Goal => Return the listing below in full, with every line exactly as it is.

Material supplied =>
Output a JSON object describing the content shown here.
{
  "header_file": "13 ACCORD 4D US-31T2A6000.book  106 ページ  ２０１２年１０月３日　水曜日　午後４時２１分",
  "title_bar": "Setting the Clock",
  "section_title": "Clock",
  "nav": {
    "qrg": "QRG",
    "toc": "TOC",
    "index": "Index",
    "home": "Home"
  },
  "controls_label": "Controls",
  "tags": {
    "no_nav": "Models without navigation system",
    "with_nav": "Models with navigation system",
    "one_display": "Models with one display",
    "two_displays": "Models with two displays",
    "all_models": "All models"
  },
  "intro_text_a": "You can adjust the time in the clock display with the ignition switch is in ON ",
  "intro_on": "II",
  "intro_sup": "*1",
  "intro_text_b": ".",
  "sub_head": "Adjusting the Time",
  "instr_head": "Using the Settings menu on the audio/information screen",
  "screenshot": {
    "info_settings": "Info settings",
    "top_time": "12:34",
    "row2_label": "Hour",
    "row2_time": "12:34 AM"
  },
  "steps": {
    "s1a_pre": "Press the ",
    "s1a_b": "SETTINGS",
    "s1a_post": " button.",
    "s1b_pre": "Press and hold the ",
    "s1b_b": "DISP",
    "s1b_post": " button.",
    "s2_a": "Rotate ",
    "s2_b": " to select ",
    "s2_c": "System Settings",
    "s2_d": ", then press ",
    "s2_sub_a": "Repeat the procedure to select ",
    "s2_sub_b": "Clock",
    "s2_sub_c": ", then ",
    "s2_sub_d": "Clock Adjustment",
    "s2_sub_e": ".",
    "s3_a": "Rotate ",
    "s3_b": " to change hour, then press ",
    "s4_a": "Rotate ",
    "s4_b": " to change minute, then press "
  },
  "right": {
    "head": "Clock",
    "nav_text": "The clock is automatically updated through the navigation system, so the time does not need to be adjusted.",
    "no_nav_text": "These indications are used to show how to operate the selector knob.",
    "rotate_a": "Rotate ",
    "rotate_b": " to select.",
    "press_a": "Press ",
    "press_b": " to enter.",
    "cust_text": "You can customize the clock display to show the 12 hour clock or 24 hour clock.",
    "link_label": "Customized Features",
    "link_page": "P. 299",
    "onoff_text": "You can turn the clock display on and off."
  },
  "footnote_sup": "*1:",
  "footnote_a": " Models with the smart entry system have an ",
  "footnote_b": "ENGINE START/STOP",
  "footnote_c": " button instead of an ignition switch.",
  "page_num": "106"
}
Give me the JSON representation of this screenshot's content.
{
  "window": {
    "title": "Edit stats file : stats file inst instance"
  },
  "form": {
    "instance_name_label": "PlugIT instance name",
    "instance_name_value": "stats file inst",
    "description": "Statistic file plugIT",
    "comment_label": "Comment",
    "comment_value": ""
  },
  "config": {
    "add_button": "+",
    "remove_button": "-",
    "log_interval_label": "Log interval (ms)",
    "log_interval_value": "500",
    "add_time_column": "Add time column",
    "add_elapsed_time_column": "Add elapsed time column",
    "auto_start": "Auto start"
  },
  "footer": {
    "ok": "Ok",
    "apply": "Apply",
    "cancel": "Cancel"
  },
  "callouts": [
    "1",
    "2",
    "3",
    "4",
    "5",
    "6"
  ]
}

Answer in full =>
Output a JSON object describing the content shown here.
{
  "header_file": "13 ACCORD 4D US-31T2A6000.book  106 ページ  ２０１２年１０月３日　水曜日　午後４時２１分",
  "title_bar": "Setting the Clock",
  "section_title": "Clock",
  "nav": {
    "qrg": "QRG",
    "toc": "TOC",
    "index": "Index",
    "home": "Home"
  },
  "controls_label": "Controls",
  "tags": {
    "no_nav": "Models without navigation system",
    "with_nav": "Models with navigation system",
    "one_display": "Models with one display",
    "two_displays": "Models with two displays",
    "all_models": "All models"
  },
  "intro_text_a": "You can adjust the time in the clock display with the ignition switch is in ON ",
  "intro_on": "II",
  "intro_sup": "*1",
  "intro_text_b": ".",
  "sub_head": "Adjusting the Time",
  "instr_head": "Using the Settings menu on the audio/information screen",
  "screenshot": {
    "info_settings": "Info settings",
    "top_time": "12:34",
    "row2_label": "Hour",
    "row2_time": "12:34 AM"
  },
  "steps": {
    "s1a_pre": "Press the ",
    "s1a_b": "SETTINGS",
    "s1a_post": " button.",
    "s1b_pre": "Press and hold the ",
    "s1b_b": "DISP",
    "s1b_post": " button.",
    "s2_a": "Rotate ",
    "s2_b": " to select ",
    "s2_c": "System Settings",
    "s2_d": ", then press ",
    "s2_sub_a": "Repeat the procedure to select ",
    "s2_sub_b": "Clock",
    "s2_sub_c": ", then ",
    "s2_sub_d": "Clock Adjustment",
    "s2_sub_e": ".",
    "s3_a": "Rotate ",
    "s3_b": " to change hour, then press ",
    "s4_a": "Rotate ",
    "s4_b": " to change minute, then press "
  },
  "right": {
    "head": "Clock",
    "nav_text": "The clock is automatically updated through the navigation system, so the time does not need to be adjusted.",
    "no_nav_text": "These indications are used to show how to operate the selector knob.",
    "rotate_a": "Rotate ",
    "rotate_b": " to select.",
    "press_a": "Press ",
    "press_b": " to enter.",
    "cust_text": "You can customize the clock display to show the 12 hour clock or 24 hour clock.",
    "link_label": "Customized Features",
    "link_page": "P. 299",
    "onoff_text": "You can turn the clock display on and off."
  },
  "footnote_sup": "*1:",
  "footnote_a": " Models with the smart entry system have an ",
  "footnote_b": "ENGINE START/STOP",
  "footnote_c": " button instead of an ignition switch.",
  "page_num": "106"
}
Give me the JSON representation of this screenshot's content.
{
  "window": {
    "title": "Edit stats file : stats file inst instance"
  },
  "form": {
    "instance_name_label": "PlugIT instance name",
    "instance_name_value": "stats file inst",
    "description": "Statistic file plugIT",
    "comment_label": "Comment",
    "comment_value": ""
  },
  "config": {
    "add_button": "+",
    "remove_button": "-",
    "log_interval_label": "Log interval (ms)",
    "log_interval_value": "500",
    "add_time_column": "Add time column",
    "add_elapsed_time_column": "Add elapsed time column",
    "auto_start": "Auto start"
  },
  "footer": {
    "ok": "Ok",
    "apply": "Apply",
    "cancel": "Cancel"
  },
  "callouts": [
    "1",
    "2",
    "3",
    "4",
    "5",
    "6"
  ]
}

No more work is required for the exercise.